▸ **STATED TASK**:
Please copy all the lines that follow, word for word.

Data entries:

########

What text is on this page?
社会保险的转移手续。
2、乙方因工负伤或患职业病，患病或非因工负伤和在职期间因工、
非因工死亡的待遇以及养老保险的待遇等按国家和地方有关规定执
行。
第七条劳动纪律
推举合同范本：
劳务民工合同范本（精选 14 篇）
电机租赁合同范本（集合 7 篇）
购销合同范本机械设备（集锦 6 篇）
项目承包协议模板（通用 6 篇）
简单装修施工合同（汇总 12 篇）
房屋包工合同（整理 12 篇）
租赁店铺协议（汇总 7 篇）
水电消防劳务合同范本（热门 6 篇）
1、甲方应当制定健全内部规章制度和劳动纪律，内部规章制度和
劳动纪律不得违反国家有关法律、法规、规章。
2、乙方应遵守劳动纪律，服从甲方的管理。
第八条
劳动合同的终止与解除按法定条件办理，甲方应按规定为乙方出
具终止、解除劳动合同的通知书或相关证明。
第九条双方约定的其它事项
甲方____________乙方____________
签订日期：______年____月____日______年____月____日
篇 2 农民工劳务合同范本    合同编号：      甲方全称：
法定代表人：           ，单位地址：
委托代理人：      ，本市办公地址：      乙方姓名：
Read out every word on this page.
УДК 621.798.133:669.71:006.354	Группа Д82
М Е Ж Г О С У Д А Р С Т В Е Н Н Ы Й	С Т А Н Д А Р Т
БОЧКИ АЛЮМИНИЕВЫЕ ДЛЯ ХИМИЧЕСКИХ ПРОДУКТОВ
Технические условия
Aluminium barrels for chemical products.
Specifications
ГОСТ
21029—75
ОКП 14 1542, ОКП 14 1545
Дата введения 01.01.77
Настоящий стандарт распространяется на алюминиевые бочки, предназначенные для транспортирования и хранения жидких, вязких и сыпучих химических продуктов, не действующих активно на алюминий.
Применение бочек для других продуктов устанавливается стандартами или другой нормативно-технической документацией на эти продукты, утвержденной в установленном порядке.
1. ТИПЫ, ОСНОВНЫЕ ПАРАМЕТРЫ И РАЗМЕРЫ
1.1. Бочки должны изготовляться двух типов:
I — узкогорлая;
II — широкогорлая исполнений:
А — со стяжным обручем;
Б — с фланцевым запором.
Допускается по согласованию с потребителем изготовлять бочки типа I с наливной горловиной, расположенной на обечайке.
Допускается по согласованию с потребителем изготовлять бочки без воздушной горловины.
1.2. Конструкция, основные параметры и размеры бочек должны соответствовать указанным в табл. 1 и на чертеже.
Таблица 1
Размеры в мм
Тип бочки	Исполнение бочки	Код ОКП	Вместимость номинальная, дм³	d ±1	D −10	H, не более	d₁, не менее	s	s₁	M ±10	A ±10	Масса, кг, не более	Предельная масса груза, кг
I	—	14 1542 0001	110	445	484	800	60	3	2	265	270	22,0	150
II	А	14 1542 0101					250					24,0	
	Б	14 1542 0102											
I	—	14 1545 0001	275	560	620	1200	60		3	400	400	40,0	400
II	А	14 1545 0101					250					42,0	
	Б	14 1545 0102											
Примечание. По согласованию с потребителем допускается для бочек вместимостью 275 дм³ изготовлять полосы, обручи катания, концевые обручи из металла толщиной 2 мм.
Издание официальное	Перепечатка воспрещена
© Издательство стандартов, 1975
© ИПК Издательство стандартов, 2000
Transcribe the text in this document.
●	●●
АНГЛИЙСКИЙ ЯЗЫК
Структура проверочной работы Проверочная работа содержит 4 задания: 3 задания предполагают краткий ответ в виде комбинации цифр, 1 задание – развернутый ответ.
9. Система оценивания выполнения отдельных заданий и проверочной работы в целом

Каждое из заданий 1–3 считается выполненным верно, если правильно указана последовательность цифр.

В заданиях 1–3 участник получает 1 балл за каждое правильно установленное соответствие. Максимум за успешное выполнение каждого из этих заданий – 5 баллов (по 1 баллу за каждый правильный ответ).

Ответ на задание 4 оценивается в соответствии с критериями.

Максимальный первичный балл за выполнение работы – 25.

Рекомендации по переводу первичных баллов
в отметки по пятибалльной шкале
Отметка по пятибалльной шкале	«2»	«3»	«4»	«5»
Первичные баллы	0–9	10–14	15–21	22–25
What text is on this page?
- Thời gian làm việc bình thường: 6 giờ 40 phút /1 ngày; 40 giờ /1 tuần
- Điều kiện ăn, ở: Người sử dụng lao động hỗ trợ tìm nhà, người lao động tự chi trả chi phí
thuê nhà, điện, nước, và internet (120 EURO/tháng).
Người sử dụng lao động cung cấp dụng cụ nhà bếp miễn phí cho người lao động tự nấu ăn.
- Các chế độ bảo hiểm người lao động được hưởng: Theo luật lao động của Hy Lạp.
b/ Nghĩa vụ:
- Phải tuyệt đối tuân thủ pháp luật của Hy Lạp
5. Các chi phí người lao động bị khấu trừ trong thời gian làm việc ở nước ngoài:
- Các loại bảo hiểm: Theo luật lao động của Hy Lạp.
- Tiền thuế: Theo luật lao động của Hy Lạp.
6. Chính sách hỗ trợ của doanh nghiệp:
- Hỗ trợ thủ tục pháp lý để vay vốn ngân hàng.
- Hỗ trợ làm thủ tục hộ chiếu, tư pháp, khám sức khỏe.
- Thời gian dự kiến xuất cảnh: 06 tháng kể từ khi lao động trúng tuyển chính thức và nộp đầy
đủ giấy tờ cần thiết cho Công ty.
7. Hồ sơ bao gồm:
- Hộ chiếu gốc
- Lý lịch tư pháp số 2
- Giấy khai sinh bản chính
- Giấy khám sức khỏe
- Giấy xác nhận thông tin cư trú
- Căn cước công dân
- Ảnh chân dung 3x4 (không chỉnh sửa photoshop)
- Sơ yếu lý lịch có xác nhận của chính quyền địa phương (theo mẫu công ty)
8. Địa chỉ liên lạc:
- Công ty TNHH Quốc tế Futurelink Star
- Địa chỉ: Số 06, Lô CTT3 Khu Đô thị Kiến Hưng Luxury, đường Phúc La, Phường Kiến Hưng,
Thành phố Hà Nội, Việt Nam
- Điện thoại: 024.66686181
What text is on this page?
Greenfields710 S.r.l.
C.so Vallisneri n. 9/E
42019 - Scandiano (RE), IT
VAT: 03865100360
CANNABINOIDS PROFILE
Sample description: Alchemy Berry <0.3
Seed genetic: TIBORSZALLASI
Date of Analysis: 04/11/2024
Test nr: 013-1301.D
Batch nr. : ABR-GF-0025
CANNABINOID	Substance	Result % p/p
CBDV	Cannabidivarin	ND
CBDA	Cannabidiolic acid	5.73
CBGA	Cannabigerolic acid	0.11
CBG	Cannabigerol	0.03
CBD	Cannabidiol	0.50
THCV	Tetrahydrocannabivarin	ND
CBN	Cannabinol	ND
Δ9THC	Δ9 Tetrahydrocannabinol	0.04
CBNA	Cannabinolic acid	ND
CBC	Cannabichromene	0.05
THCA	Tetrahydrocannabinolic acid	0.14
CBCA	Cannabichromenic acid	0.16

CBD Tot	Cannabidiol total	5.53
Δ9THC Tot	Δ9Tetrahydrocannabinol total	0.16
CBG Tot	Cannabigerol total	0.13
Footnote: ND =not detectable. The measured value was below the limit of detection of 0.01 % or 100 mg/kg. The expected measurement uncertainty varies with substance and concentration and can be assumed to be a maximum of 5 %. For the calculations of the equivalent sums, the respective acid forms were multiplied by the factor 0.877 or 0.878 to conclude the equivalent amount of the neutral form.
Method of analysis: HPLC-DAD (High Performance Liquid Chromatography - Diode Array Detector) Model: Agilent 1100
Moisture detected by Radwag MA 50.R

########

▸ **EXERCISE SOLUTION**:
What text is on this page?
社会保险的转移手续。
2、乙方因工负伤或患职业病，患病或非因工负伤和在职期间因工、
非因工死亡的待遇以及养老保险的待遇等按国家和地方有关规定执
行。
第七条劳动纪律
推举合同范本：
劳务民工合同范本（精选 14 篇）
电机租赁合同范本（集合 7 篇）
购销合同范本机械设备（集锦 6 篇）
项目承包协议模板（通用 6 篇）
简单装修施工合同（汇总 12 篇）
房屋包工合同（整理 12 篇）
租赁店铺协议（汇总 7 篇）
水电消防劳务合同范本（热门 6 篇）
1、甲方应当制定健全内部规章制度和劳动纪律，内部规章制度和
劳动纪律不得违反国家有关法律、法规、规章。
2、乙方应遵守劳动纪律，服从甲方的管理。
第八条
劳动合同的终止与解除按法定条件办理，甲方应按规定为乙方出
具终止、解除劳动合同的通知书或相关证明。
第九条双方约定的其它事项
甲方____________乙方____________
签订日期：______年____月____日______年____月____日
篇 2 农民工劳务合同范本    合同编号：      甲方全称：
法定代表人：           ，单位地址：
委托代理人：      ，本市办公地址：      乙方姓名：
Read out every word on this page.
УДК 621.798.133:669.71:006.354	Группа Д82
М Е Ж Г О С У Д А Р С Т В Е Н Н Ы Й	С Т А Н Д А Р Т
БОЧКИ АЛЮМИНИЕВЫЕ ДЛЯ ХИМИЧЕСКИХ ПРОДУКТОВ
Технические условия
Aluminium barrels for chemical products.
Specifications
ГОСТ
21029—75
ОКП 14 1542, ОКП 14 1545
Дата введения 01.01.77
Настоящий стандарт распространяется на алюминиевые бочки, предназначенные для транспортирования и хранения жидких, вязких и сыпучих химических продуктов, не действующих активно на алюминий.
Применение бочек для других продуктов устанавливается стандартами или другой нормативно-технической документацией на эти продукты, утвержденной в установленном порядке.
1. ТИПЫ, ОСНОВНЫЕ ПАРАМЕТРЫ И РАЗМЕРЫ
1.1. Бочки должны изготовляться двух типов:
I — узкогорлая;
II — широкогорлая исполнений:
А — со стяжным обручем;
Б — с фланцевым запором.
Допускается по согласованию с потребителем изготовлять бочки типа I с наливной горловиной, расположенной на обечайке.
Допускается по согласованию с потребителем изготовлять бочки без воздушной горловины.
1.2. Конструкция, основные параметры и размеры бочек должны соответствовать указанным в табл. 1 и на чертеже.
Таблица 1
Размеры в мм
Тип бочки	Исполнение бочки	Код ОКП	Вместимость номинальная, дм³	d ±1	D −10	H, не более	d₁, не менее	s	s₁	M ±10	A ±10	Масса, кг, не более	Предельная масса груза, кг
I	—	14 1542 0001	110	445	484	800	60	3	2	265	270	22,0	150
II	А	14 1542 0101					250					24,0	
	Б	14 1542 0102											
I	—	14 1545 0001	275	560	620	1200	60		3	400	400	40,0	400
II	А	14 1545 0101					250					42,0	
	Б	14 1545 0102											
Примечание. По согласованию с потребителем допускается для бочек вместимостью 275 дм³ изготовлять полосы, обручи катания, концевые обручи из металла толщиной 2 мм.
Издание официальное	Перепечатка воспрещена
© Издательство стандартов, 1975
© ИПК Издательство стандартов, 2000
Transcribe the text in this document.
●	●●
АНГЛИЙСКИЙ ЯЗЫК
Структура проверочной работы Проверочная работа содержит 4 задания: 3 задания предполагают краткий ответ в виде комбинации цифр, 1 задание – развернутый ответ.
9. Система оценивания выполнения отдельных заданий и проверочной работы в целом

Каждое из заданий 1–3 считается выполненным верно, если правильно указана последовательность цифр.

В заданиях 1–3 участник получает 1 балл за каждое правильно установленное соответствие. Максимум за успешное выполнение каждого из этих заданий – 5 баллов (по 1 баллу за каждый правильный ответ).

Ответ на задание 4 оценивается в соответствии с критериями.

Максимальный первичный балл за выполнение работы – 25.

Рекомендации по переводу первичных баллов
в отметки по пятибалльной шкале
Отметка по пятибалльной шкале	«2»	«3»	«4»	«5»
Первичные баллы	0–9	10–14	15–21	22–25
What text is on this page?
- Thời gian làm việc bình thường: 6 giờ 40 phút /1 ngày; 40 giờ /1 tuần
- Điều kiện ăn, ở: Người sử dụng lao động hỗ trợ tìm nhà, người lao động tự chi trả chi phí
thuê nhà, điện, nước, và internet (120 EURO/tháng).
Người sử dụng lao động cung cấp dụng cụ nhà bếp miễn phí cho người lao động tự nấu ăn.
- Các chế độ bảo hiểm người lao động được hưởng: Theo luật lao động của Hy Lạp.
b/ Nghĩa vụ:
- Phải tuyệt đối tuân thủ pháp luật của Hy Lạp
5. Các chi phí người lao động bị khấu trừ trong thời gian làm việc ở nước ngoài:
- Các loại bảo hiểm: Theo luật lao động của Hy Lạp.
- Tiền thuế: Theo luật lao động của Hy Lạp.
6. Chính sách hỗ trợ của doanh nghiệp:
- Hỗ trợ thủ tục pháp lý để vay vốn ngân hàng.
- Hỗ trợ làm thủ tục hộ chiếu, tư pháp, khám sức khỏe.
- Thời gian dự kiến xuất cảnh: 06 tháng kể từ khi lao động trúng tuyển chính thức và nộp đầy
đủ giấy tờ cần thiết cho Công ty.
7. Hồ sơ bao gồm:
- Hộ chiếu gốc
- Lý lịch tư pháp số 2
- Giấy khai sinh bản chính
- Giấy khám sức khỏe
- Giấy xác nhận thông tin cư trú
- Căn cước công dân
- Ảnh chân dung 3x4 (không chỉnh sửa photoshop)
- Sơ yếu lý lịch có xác nhận của chính quyền địa phương (theo mẫu công ty)
8. Địa chỉ liên lạc:
- Công ty TNHH Quốc tế Futurelink Star
- Địa chỉ: Số 06, Lô CTT3 Khu Đô thị Kiến Hưng Luxury, đường Phúc La, Phường Kiến Hưng,
Thành phố Hà Nội, Việt Nam
- Điện thoại: 024.66686181
What text is on this page?
Greenfields710 S.r.l.
C.so Vallisneri n. 9/E
42019 - Scandiano (RE), IT
VAT: 03865100360
CANNABINOIDS PROFILE
Sample description: Alchemy Berry <0.3
Seed genetic: TIBORSZALLASI
Date of Analysis: 04/11/2024
Test nr: 013-1301.D
Batch nr. : ABR-GF-0025
CANNABINOID	Substance	Result % p/p
CBDV	Cannabidivarin	ND
CBDA	Cannabidiolic acid	5.73
CBGA	Cannabigerolic acid	0.11
CBG	Cannabigerol	0.03
CBD	Cannabidiol	0.50
THCV	Tetrahydrocannabivarin	ND
CBN	Cannabinol	ND
Δ9THC	Δ9 Tetrahydrocannabinol	0.04
CBNA	Cannabinolic acid	ND
CBC	Cannabichromene	0.05
THCA	Tetrahydrocannabinolic acid	0.14
CBCA	Cannabichromenic acid	0.16

CBD Tot	Cannabidiol total	5.53
Δ9THC Tot	Δ9Tetrahydrocannabinol total	0.16
CBG Tot	Cannabigerol total	0.13
Footnote: ND =not detectable. The measured value was below the limit of detection of 0.01 % or 100 mg/kg. The expected measurement uncertainty varies with substance and concentration and can be assumed to be a maximum of 5 %. For the calculations of the equivalent sums, the respective acid forms were multiplied by the factor 0.877 or 0.878 to conclude the equivalent amount of the neutral form.
Method of analysis: HPLC-DAD (High Performance Liquid Chromatography - Diode Array Detector) Model: Agilent 1100
Moisture detected by Radwag MA 50.R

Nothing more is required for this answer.